**What needs to be done:** Make an exact copy of all the records.

--- Supplied records ---

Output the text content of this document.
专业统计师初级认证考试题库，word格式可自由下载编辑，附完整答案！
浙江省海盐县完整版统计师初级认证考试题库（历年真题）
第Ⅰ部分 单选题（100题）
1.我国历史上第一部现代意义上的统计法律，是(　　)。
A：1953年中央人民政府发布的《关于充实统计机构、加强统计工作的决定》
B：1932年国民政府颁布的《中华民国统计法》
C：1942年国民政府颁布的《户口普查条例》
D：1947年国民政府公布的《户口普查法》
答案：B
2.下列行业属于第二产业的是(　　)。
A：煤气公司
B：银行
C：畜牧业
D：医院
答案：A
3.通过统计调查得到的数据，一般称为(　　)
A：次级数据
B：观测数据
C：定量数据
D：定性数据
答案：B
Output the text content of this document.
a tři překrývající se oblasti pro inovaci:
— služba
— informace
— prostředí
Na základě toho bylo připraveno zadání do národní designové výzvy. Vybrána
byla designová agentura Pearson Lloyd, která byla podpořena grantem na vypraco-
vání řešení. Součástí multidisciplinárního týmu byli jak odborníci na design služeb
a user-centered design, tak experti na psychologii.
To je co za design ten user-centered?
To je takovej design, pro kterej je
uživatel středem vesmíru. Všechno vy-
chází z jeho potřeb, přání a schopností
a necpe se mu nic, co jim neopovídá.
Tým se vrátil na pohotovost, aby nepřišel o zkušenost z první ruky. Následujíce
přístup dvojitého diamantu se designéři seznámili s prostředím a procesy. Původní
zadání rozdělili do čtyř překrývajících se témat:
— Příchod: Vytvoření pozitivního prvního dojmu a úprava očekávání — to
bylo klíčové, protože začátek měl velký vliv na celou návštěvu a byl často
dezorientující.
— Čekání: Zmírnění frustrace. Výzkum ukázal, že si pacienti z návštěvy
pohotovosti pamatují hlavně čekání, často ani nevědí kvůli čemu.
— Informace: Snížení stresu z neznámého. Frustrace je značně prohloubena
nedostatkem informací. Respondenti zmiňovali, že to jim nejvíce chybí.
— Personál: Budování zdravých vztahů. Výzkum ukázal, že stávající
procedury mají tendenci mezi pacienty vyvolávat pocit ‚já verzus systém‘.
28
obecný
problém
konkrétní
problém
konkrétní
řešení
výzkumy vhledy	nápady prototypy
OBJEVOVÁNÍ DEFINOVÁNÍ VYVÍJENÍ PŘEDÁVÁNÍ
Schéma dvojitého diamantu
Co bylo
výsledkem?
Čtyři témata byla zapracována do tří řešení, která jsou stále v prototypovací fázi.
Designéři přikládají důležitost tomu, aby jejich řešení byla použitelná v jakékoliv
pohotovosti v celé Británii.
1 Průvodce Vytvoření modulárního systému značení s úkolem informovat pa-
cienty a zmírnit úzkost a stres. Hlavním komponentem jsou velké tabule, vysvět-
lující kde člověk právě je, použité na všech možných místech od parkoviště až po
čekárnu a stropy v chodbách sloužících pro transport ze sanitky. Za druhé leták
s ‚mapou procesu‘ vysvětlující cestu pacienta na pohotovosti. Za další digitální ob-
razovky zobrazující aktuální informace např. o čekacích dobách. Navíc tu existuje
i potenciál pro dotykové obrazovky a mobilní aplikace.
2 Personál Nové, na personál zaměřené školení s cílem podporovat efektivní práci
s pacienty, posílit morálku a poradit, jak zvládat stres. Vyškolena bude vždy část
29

---

**Solution:**
Output the text content of this document.
专业统计师初级认证考试题库，word格式可自由下载编辑，附完整答案！
浙江省海盐县完整版统计师初级认证考试题库（历年真题）
第Ⅰ部分 单选题（100题）
1.我国历史上第一部现代意义上的统计法律，是(　　)。
A：1953年中央人民政府发布的《关于充实统计机构、加强统计工作的决定》
B：1932年国民政府颁布的《中华民国统计法》
C：1942年国民政府颁布的《户口普查条例》
D：1947年国民政府公布的《户口普查法》
答案：B
2.下列行业属于第二产业的是(　　)。
A：煤气公司
B：银行
C：畜牧业
D：医院
答案：A
3.通过统计调查得到的数据，一般称为(　　)
A：次级数据
B：观测数据
C：定量数据
D：定性数据
答案：B
Output the text content of this document.
a tři překrývající se oblasti pro inovaci:
— služba
— informace
— prostředí
Na základě toho bylo připraveno zadání do národní designové výzvy. Vybrána
byla designová agentura Pearson Lloyd, která byla podpořena grantem na vypraco-
vání řešení. Součástí multidisciplinárního týmu byli jak odborníci na design služeb
a user-centered design, tak experti na psychologii.
To je co za design ten user-centered?
To je takovej design, pro kterej je
uživatel středem vesmíru. Všechno vy-
chází z jeho potřeb, přání a schopností
a necpe se mu nic, co jim neopovídá.
Tým se vrátil na pohotovost, aby nepřišel o zkušenost z první ruky. Následujíce
přístup dvojitého diamantu se designéři seznámili s prostředím a procesy. Původní
zadání rozdělili do čtyř překrývajících se témat:
— Příchod: Vytvoření pozitivního prvního dojmu a úprava očekávání — to
bylo klíčové, protože začátek měl velký vliv na celou návštěvu a byl často
dezorientující.
— Čekání: Zmírnění frustrace. Výzkum ukázal, že si pacienti z návštěvy
pohotovosti pamatují hlavně čekání, často ani nevědí kvůli čemu.
— Informace: Snížení stresu z neznámého. Frustrace je značně prohloubena
nedostatkem informací. Respondenti zmiňovali, že to jim nejvíce chybí.
— Personál: Budování zdravých vztahů. Výzkum ukázal, že stávající
procedury mají tendenci mezi pacienty vyvolávat pocit ‚já verzus systém‘.
28
obecný
problém
konkrétní
problém
konkrétní
řešení
výzkumy vhledy	nápady prototypy
OBJEVOVÁNÍ DEFINOVÁNÍ VYVÍJENÍ PŘEDÁVÁNÍ
Schéma dvojitého diamantu
Co bylo
výsledkem?
Čtyři témata byla zapracována do tří řešení, která jsou stále v prototypovací fázi.
Designéři přikládají důležitost tomu, aby jejich řešení byla použitelná v jakékoliv
pohotovosti v celé Británii.
1 Průvodce Vytvoření modulárního systému značení s úkolem informovat pa-
cienty a zmírnit úzkost a stres. Hlavním komponentem jsou velké tabule, vysvět-
lující kde člověk právě je, použité na všech možných místech od parkoviště až po
čekárnu a stropy v chodbách sloužících pro transport ze sanitky. Za druhé leták
s ‚mapou procesu‘ vysvětlující cestu pacienta na pohotovosti. Za další digitální ob-
razovky zobrazující aktuální informace např. o čekacích dobách. Navíc tu existuje
i potenciál pro dotykové obrazovky a mobilní aplikace.
2 Personál Nové, na personál zaměřené školení s cílem podporovat efektivní práci
s pacienty, posílit morálku a poradit, jak zvládat stres. Vyškolena bude vždy část
29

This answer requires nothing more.